Supplied entries -
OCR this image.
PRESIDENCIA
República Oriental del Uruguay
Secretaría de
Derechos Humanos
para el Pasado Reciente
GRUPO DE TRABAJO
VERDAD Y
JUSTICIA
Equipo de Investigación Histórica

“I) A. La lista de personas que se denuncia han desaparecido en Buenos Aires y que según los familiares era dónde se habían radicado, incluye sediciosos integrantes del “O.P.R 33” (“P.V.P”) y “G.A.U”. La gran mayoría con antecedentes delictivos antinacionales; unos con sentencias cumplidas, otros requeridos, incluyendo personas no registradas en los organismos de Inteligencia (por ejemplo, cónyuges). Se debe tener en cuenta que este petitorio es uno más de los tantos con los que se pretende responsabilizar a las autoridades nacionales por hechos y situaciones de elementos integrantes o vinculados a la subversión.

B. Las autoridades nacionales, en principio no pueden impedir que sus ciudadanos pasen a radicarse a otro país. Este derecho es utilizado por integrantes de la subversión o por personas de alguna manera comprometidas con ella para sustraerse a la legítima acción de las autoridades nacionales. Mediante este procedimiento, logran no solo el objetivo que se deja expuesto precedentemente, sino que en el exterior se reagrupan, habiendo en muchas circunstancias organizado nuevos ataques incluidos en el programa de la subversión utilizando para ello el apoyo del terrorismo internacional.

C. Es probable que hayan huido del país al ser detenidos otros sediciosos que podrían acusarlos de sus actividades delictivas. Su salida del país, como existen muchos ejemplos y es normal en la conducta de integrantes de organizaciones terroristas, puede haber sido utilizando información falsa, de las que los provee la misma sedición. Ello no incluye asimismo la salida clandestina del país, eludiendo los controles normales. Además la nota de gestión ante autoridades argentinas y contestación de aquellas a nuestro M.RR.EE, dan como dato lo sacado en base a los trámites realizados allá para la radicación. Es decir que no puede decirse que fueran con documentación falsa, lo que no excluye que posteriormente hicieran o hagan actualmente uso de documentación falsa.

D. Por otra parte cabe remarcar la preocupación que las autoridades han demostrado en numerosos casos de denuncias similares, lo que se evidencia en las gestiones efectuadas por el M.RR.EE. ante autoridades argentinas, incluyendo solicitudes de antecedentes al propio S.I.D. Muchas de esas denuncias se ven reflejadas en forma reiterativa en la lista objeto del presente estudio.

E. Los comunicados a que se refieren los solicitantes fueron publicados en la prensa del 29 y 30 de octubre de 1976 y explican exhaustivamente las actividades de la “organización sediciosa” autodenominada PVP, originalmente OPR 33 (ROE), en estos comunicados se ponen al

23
...
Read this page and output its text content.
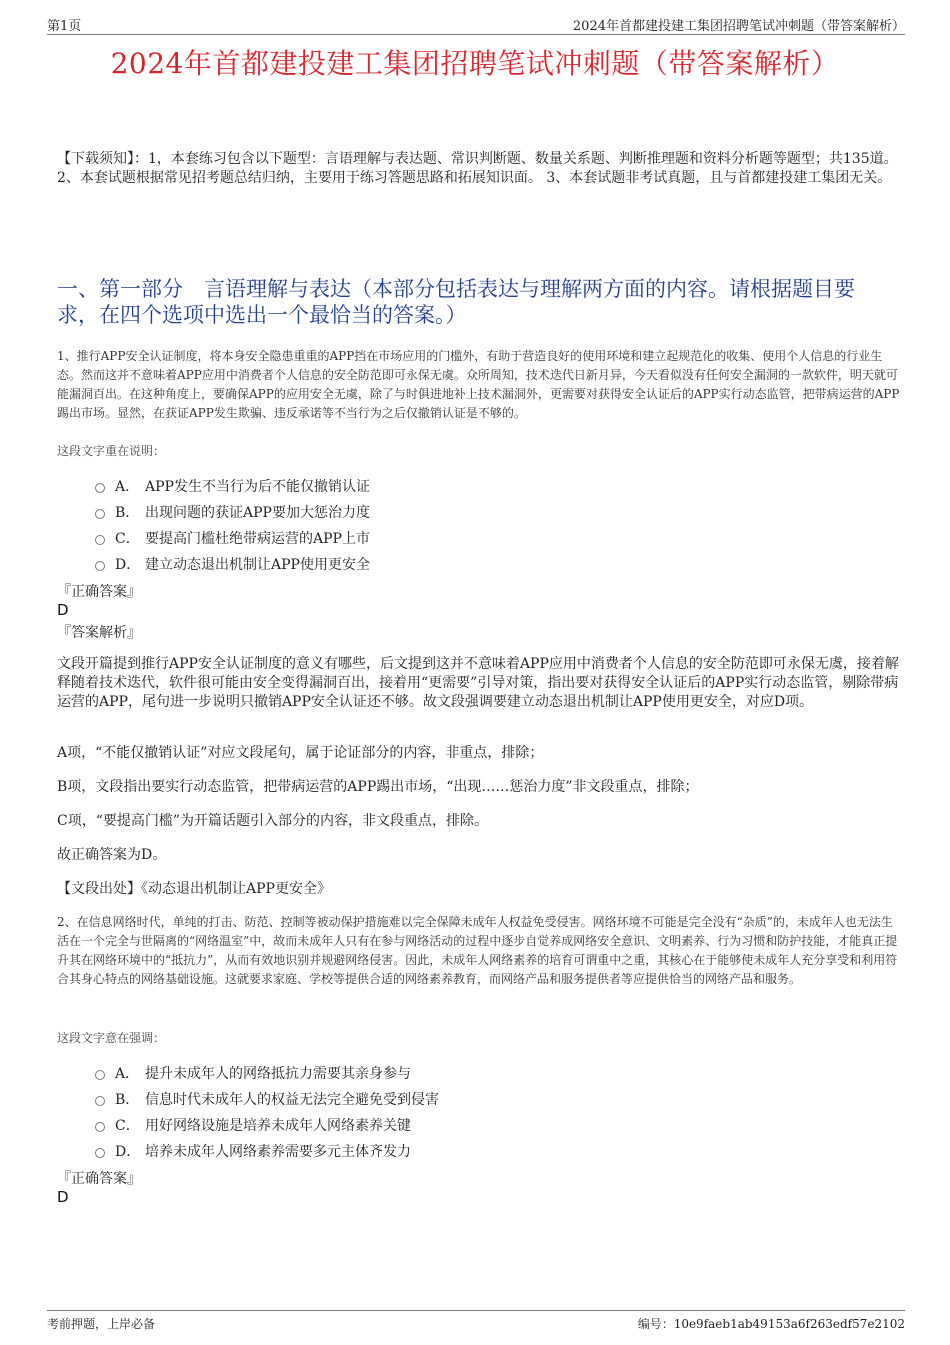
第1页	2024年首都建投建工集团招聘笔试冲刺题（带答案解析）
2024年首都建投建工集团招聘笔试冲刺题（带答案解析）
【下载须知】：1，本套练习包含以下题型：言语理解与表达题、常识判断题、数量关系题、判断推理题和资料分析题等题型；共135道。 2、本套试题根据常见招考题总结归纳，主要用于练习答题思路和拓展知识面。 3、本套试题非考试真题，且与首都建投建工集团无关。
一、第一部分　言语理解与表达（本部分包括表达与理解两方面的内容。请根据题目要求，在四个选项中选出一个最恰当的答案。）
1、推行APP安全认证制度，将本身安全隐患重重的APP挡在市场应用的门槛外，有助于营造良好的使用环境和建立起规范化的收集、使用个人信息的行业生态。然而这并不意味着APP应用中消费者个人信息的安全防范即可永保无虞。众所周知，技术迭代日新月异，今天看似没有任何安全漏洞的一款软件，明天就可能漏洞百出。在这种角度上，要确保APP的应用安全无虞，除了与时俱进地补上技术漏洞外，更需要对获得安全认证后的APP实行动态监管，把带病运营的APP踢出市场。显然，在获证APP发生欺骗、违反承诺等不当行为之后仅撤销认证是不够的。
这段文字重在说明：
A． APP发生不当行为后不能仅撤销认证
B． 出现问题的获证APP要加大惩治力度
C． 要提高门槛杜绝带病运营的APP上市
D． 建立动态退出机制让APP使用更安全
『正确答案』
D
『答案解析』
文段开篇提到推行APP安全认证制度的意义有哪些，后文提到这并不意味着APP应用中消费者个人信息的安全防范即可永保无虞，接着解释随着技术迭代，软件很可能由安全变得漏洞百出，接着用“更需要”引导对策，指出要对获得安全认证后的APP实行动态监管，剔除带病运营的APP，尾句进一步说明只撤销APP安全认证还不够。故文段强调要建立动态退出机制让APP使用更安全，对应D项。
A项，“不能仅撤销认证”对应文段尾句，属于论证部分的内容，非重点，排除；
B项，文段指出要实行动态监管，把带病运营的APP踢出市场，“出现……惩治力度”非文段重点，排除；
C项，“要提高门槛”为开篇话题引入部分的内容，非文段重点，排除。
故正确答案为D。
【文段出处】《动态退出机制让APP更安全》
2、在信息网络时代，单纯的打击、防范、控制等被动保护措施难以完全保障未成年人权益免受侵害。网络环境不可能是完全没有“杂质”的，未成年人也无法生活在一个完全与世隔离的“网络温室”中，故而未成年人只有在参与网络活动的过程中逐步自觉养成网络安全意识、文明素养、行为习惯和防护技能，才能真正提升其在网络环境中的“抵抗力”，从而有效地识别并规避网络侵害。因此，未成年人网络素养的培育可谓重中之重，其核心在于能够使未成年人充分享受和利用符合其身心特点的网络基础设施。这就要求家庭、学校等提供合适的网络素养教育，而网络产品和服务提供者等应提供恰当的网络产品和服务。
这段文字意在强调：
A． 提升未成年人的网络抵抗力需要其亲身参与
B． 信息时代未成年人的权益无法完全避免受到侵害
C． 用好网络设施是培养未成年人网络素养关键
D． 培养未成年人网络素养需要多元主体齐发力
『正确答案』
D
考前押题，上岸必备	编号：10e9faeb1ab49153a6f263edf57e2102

Your objective - All lines of the data above that include the word "this" must be shown.

Reply -
OCR this image.
Read this page and output its text content.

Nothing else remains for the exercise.